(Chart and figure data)
▼

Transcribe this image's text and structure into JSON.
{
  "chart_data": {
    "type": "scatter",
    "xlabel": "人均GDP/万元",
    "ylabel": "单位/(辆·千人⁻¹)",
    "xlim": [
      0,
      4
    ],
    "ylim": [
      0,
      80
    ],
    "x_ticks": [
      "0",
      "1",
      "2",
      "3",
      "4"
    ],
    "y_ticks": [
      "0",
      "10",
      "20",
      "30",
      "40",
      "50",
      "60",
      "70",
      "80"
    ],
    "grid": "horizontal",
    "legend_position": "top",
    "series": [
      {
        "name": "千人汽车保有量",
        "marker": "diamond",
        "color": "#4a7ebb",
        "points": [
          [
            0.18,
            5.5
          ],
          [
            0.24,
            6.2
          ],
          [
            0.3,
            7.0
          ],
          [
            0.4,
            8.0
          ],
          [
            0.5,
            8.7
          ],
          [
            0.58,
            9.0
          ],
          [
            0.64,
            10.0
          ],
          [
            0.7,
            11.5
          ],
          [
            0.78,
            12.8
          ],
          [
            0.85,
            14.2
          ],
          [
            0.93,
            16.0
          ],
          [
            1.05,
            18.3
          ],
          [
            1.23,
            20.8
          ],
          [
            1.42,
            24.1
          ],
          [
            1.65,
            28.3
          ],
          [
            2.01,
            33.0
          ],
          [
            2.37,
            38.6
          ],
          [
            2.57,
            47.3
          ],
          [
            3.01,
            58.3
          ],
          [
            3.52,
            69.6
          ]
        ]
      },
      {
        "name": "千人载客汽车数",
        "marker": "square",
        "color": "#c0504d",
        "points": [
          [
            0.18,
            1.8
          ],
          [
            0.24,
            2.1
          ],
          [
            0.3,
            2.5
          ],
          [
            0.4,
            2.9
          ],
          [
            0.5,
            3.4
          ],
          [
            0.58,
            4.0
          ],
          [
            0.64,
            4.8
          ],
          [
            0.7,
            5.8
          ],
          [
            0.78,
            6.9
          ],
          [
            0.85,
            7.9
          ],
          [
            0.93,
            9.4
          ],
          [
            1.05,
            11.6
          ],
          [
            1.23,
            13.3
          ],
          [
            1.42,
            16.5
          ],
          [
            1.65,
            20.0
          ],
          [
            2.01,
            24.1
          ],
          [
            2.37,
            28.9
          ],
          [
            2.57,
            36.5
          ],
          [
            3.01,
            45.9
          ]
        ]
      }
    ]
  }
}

▲

■ Objective
Could you quote the material above in full, exactly as it stands?

■ Solution
Transcribe this image's text and structure into JSON.
{
  "chart_data": {
    "type": "scatter",
    "xlabel": "人均GDP/万元",
    "ylabel": "单位/(辆·千人⁻¹)",
    "xlim": [
      0,
      4
    ],
    "ylim": [
      0,
      80
    ],
    "x_ticks": [
      "0",
      "1",
      "2",
      "3",
      "4"
    ],
    "y_ticks": [
      "0",
      "10",
      "20",
      "30",
      "40",
      "50",
      "60",
      "70",
      "80"
    ],
    "grid": "horizontal",
    "legend_position": "top",
    "series": [
      {
        "name": "千人汽车保有量",
        "marker": "diamond",
        "color": "#4a7ebb",
        "points": [
          [
            0.18,
            5.5
          ],
          [
            0.24,
            6.2
          ],
          [
            0.3,
            7.0
          ],
          [
            0.4,
            8.0
          ],
          [
            0.5,
            8.7
          ],
          [
            0.58,
            9.0
          ],
          [
            0.64,
            10.0
          ],
          [
            0.7,
            11.5
          ],
          [
            0.78,
            12.8
          ],
          [
            0.85,
            14.2
          ],
          [
            0.93,
            16.0
          ],
          [
            1.05,
            18.3
          ],
          [
            1.23,
            20.8
          ],
          [
            1.42,
            24.1
          ],
          [
            1.65,
            28.3
          ],
          [
            2.01,
            33.0
          ],
          [
            2.37,
            38.6
          ],
          [
            2.57,
            47.3
          ],
          [
            3.01,
            58.3
          ],
          [
            3.52,
            69.6
          ]
        ]
      },
      {
        "name": "千人载客汽车数",
        "marker": "square",
        "color": "#c0504d",
        "points": [
          [
            0.18,
            1.8
          ],
          [
            0.24,
            2.1
          ],
          [
            0.3,
            2.5
          ],
          [
            0.4,
            2.9
          ],
          [
            0.5,
            3.4
          ],
          [
            0.58,
            4.0
          ],
          [
            0.64,
            4.8
          ],
          [
            0.7,
            5.8
          ],
          [
            0.78,
            6.9
          ],
          [
            0.85,
            7.9
          ],
          [
            0.93,
            9.4
          ],
          [
            1.05,
            11.6
          ],
          [
            1.23,
            13.3
          ],
          [
            1.42,
            16.5
          ],
          [
            1.65,
            20.0
          ],
          [
            2.01,
            24.1
          ],
          [
            2.37,
            28.9
          ],
          [
            2.57,
            36.5
          ],
          [
            3.01,
            45.9
          ]
        ]
      }
    ]
  }
}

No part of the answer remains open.